● **Given instruction**
Quote every line as written. Omit pictures.
[Records to process start]
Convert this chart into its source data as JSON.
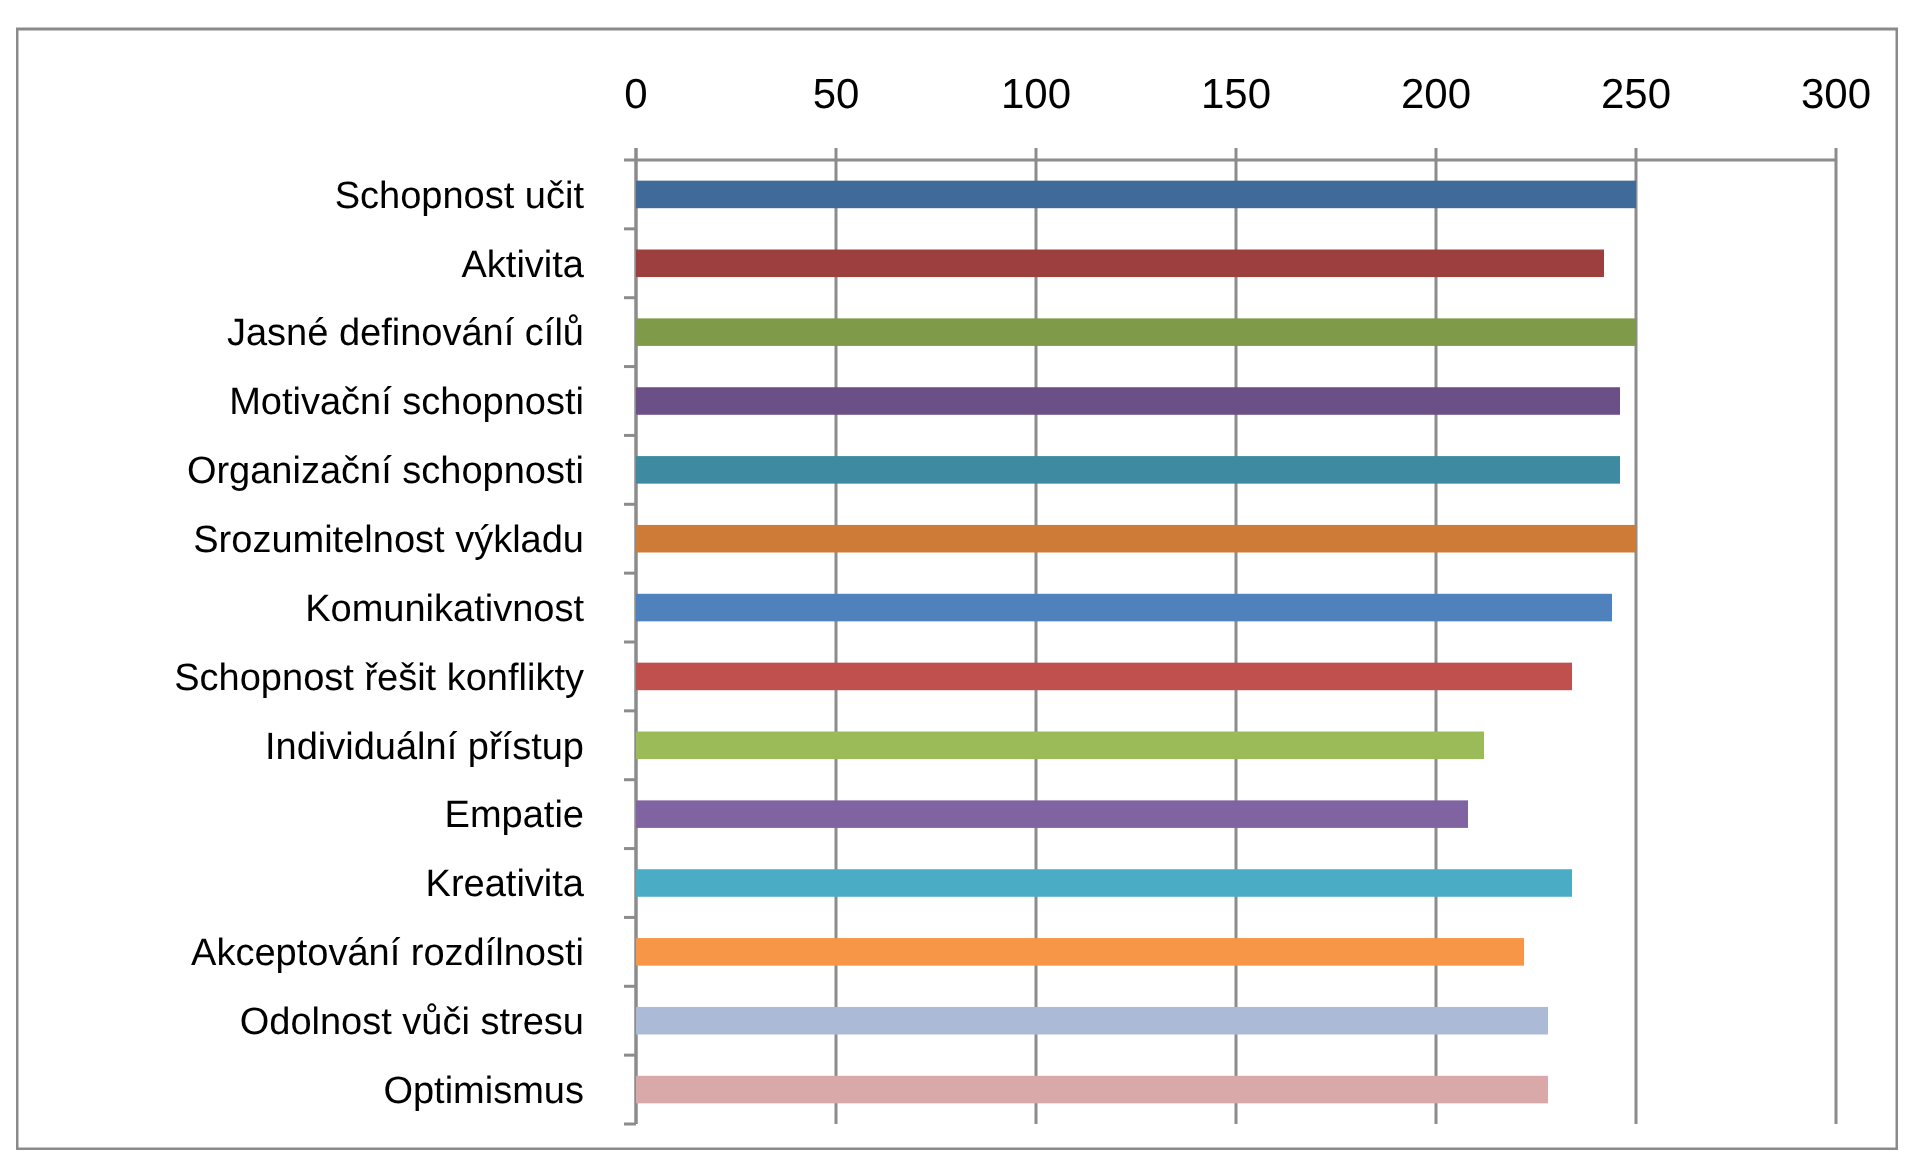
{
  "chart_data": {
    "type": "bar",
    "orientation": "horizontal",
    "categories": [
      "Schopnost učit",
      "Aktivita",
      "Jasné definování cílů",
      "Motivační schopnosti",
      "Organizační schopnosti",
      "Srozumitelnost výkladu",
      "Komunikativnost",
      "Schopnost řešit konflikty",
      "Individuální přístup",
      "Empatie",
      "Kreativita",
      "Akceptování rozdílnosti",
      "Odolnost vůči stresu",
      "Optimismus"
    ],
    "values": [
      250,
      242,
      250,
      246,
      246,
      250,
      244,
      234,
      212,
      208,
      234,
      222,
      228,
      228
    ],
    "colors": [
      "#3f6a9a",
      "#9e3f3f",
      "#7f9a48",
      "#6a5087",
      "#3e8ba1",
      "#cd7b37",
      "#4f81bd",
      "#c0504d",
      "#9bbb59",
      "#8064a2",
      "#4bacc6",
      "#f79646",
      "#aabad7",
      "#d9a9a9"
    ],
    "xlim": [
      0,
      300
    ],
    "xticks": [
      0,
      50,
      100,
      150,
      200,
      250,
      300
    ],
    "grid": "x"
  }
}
[Records to process end]
● **Written response**
Convert this chart into its source data as JSON.
{
  "chart_data": {
    "type": "bar",
    "orientation": "horizontal",
    "categories": [
      "Schopnost učit",
      "Aktivita",
      "Jasné definování cílů",
      "Motivační schopnosti",
      "Organizační schopnosti",
      "Srozumitelnost výkladu",
      "Komunikativnost",
      "Schopnost řešit konflikty",
      "Individuální přístup",
      "Empatie",
      "Kreativita",
      "Akceptování rozdílnosti",
      "Odolnost vůči stresu",
      "Optimismus"
    ],
    "values": [
      250,
      242,
      250,
      246,
      246,
      250,
      244,
      234,
      212,
      208,
      234,
      222,
      228,
      228
    ],
    "colors": [
      "#3f6a9a",
      "#9e3f3f",
      "#7f9a48",
      "#6a5087",
      "#3e8ba1",
      "#cd7b37",
      "#4f81bd",
      "#c0504d",
      "#9bbb59",
      "#8064a2",
      "#4bacc6",
      "#f79646",
      "#aabad7",
      "#d9a9a9"
    ],
    "xlim": [
      0,
      300
    ],
    "xticks": [
      0,
      50,
      100,
      150,
      200,
      250,
      300
    ],
    "grid": "x"
  }
}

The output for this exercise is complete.